* start Text shown *
Running Benchmarks (MCP Server)

The MCP benchmark servers provide a programmatic interface for running Juliet and real-world benchmarks. All results are stored in data/benchmarks.db (SQLite, WAL mode).

Benchmark Infrastructure

bench/
  __init__.py      Package marker
  __main__.py      CLI: python -m bench juliet [--full] [--jobs N]
  config.py        Paths, constants, defaults
  db.py            SQLite schema, WAL mode, CRUD + query API
  analyzer.py      TP/FP classifier (Juliet ground truth)
  runner.py        Parallel CWE runner
  machine.py       Machine metadata (CPU, RAM, hostname)

SQLite Schema

Table	Purpose
`runs`	One row per benchmark (version, SHA, mode, status, machine)
`cwe_scans`	One row per CWE per run (file count, violations, duration)
`violations`	Every individual sqc finding with TP/FP classification
`cwe_metrics`	Pre-computed aggregates per CWE (TP/FP rates)
`rule_cwe_breakdown`	Per-rule per-CWE counts
`realworld_runs`	Real-world benchmark runs (sqc version, machine)
`realworld_results`	Per-project per-tool violation counts (+ codebase_commit)
`realworld_violations`	Every individual real-world sqc finding (file, line, rule)
`ground_truth`	Adjudicated TP/FP oracle keyed on (project, commit, file, line, rule)

Historical data from JULIET_RESULTS.md and REALWORLD_RESULTS.md has been backfilled into the database.
* end Text shown *
Written task 1:
From the MCP benchmarks page, list every file inside the bench/ directory.
Written task 2:
Retype the passage of the MCP benchmarks page that begins at the words "SQLite Schema" and stops after "into the database.".
* start Record excerpts *
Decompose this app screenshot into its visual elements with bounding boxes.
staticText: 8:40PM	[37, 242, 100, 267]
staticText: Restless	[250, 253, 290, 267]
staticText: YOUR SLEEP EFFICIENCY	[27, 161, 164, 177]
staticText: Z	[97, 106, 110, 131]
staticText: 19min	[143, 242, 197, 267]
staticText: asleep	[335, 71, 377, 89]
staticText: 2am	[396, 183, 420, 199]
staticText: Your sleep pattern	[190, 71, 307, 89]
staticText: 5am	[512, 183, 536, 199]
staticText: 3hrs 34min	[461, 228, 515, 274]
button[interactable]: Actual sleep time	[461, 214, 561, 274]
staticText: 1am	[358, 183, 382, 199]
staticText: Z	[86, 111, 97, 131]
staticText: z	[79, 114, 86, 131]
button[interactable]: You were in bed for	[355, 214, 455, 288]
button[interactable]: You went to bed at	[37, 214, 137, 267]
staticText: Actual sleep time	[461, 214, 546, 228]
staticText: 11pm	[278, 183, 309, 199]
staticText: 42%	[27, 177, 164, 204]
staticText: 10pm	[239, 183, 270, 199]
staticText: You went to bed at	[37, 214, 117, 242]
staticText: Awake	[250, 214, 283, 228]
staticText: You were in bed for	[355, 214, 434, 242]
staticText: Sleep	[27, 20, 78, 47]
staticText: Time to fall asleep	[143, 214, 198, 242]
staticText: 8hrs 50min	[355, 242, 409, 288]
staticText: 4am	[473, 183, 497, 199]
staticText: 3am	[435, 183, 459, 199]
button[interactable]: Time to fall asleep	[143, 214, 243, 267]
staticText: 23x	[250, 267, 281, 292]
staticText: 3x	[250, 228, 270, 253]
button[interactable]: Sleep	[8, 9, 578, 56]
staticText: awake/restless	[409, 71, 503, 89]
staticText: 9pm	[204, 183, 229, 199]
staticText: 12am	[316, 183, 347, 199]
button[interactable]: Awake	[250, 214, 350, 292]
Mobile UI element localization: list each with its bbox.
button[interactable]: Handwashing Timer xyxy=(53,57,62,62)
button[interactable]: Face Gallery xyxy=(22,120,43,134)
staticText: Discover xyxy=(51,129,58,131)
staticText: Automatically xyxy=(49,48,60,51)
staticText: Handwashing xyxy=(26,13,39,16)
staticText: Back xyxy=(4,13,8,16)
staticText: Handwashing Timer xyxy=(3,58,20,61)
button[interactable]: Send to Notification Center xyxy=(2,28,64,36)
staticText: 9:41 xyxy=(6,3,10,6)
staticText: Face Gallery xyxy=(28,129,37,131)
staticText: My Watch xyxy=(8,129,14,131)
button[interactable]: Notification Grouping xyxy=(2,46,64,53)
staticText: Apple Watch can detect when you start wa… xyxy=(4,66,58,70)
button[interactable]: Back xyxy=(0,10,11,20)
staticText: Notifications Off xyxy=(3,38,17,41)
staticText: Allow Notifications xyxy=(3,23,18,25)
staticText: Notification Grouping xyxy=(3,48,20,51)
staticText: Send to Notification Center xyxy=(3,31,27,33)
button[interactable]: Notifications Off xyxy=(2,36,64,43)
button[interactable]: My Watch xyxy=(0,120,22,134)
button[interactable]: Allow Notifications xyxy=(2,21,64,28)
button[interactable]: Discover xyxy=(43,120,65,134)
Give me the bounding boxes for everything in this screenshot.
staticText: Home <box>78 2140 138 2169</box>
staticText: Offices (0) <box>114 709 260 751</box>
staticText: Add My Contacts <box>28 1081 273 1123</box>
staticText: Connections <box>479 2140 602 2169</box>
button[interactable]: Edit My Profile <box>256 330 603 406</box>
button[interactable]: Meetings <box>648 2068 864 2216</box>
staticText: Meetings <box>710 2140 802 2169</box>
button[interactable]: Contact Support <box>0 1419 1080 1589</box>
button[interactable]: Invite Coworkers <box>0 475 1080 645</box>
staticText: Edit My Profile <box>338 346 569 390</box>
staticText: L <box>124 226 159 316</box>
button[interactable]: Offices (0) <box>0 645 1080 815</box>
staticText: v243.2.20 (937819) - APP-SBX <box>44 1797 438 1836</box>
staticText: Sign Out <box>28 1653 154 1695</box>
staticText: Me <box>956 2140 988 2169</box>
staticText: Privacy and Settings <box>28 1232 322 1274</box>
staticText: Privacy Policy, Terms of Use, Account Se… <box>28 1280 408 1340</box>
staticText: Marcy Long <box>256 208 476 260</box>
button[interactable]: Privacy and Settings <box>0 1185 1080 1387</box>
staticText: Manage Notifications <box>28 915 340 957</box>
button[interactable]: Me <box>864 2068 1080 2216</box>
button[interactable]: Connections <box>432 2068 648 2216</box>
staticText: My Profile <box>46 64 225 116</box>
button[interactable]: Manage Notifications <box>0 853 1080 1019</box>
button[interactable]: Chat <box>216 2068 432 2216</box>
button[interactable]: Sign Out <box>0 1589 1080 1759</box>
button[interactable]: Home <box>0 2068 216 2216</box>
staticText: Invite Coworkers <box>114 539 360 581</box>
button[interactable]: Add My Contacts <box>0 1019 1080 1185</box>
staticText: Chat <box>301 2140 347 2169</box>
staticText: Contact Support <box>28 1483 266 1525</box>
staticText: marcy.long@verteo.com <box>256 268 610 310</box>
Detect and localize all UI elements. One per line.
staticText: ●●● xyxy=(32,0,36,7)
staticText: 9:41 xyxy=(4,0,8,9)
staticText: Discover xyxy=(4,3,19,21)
* end Record excerpts *
Task answer 1:
__init__.py
__main__.py
config.py
db.py
analyzer.py
runner.py
machine.py

Task answer 2:
SQLite Schema

Table	Purpose
`runs`	One row per benchmark (version, SHA, mode, status, machine)
`cwe_scans`	One row per CWE per run (file count, violations, duration)
`violations`	Every individual sqc finding with TP/FP classification
`cwe_metrics`	Pre-computed aggregates per CWE (TP/FP rates)
`rule_cwe_breakdown`	Per-rule per-CWE counts
`realworld_runs`	Real-world benchmark runs (sqc version, machine)
`realworld_results`	Per-project per-tool violation counts (+ codebase_commit)
`realworld_violations`	Every individual real-world sqc finding (file, line, rule)
`ground_truth`	Adjudicated TP/FP oracle keyed on (project, commit, file, line, rule)

Historical data from JULIET_RESULTS.md and REALWORLD_RESULTS.md has been backfilled into the database.